• [YOUR GOAL]
Starting at the first entry below, repeat all the data word for word and drop the pictures.

(Dataset records on visual material)

-*-*-

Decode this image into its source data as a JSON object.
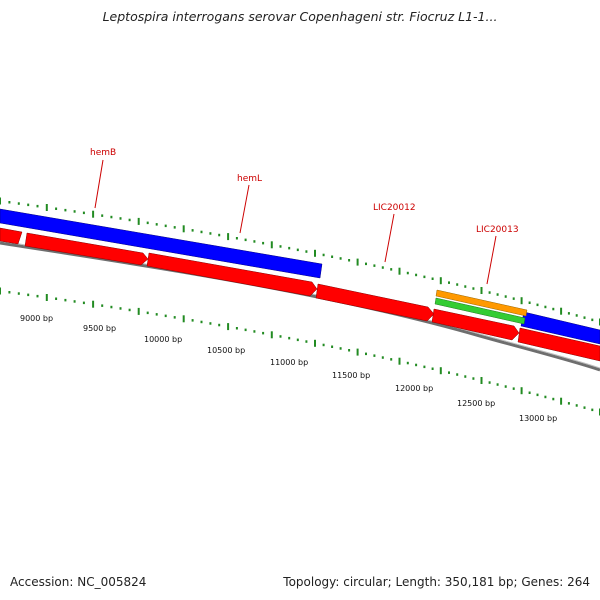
{
  "title": "Leptospira interrogans serovar Copenhageni str. Fiocruz L1-1...",
  "footer": {
    "accession": "Accession: NC_005824",
    "stats": "Topology: circular; Length: 350,181 bp; Genes: 264"
  },
  "colors": {
    "forward_cds": "#0000ff",
    "reverse_cds": "#ff0000",
    "orange_feature": "#ff9900",
    "green_feature": "#33cc33",
    "backbone": "#888888",
    "ticks": "#228b22",
    "labels": "#cc0000"
  },
  "gene_labels": [
    "hemB",
    "hemL",
    "LIC20012",
    "LIC20013"
  ],
  "bp_labels": [
    "9000 bp",
    "9500 bp",
    "10000 bp",
    "10500 bp",
    "11000 bp",
    "11500 bp",
    "12000 bp",
    "12500 bp",
    "13000 bp"
  ]
}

-*-*-

• [SOLVED PROBLEM]
Decode this image into its source data as a JSON object.
{
  "title": "Leptospira interrogans serovar Copenhageni str. Fiocruz L1-1...",
  "footer": {
    "accession": "Accession: NC_005824",
    "stats": "Topology: circular; Length: 350,181 bp; Genes: 264"
  },
  "colors": {
    "forward_cds": "#0000ff",
    "reverse_cds": "#ff0000",
    "orange_feature": "#ff9900",
    "green_feature": "#33cc33",
    "backbone": "#888888",
    "ticks": "#228b22",
    "labels": "#cc0000"
  },
  "gene_labels": [
    "hemB",
    "hemL",
    "LIC20012",
    "LIC20013"
  ],
  "bp_labels": [
    "9000 bp",
    "9500 bp",
    "10000 bp",
    "10500 bp",
    "11000 bp",
    "11500 bp",
    "12000 bp",
    "12500 bp",
    "13000 bp"
  ]
}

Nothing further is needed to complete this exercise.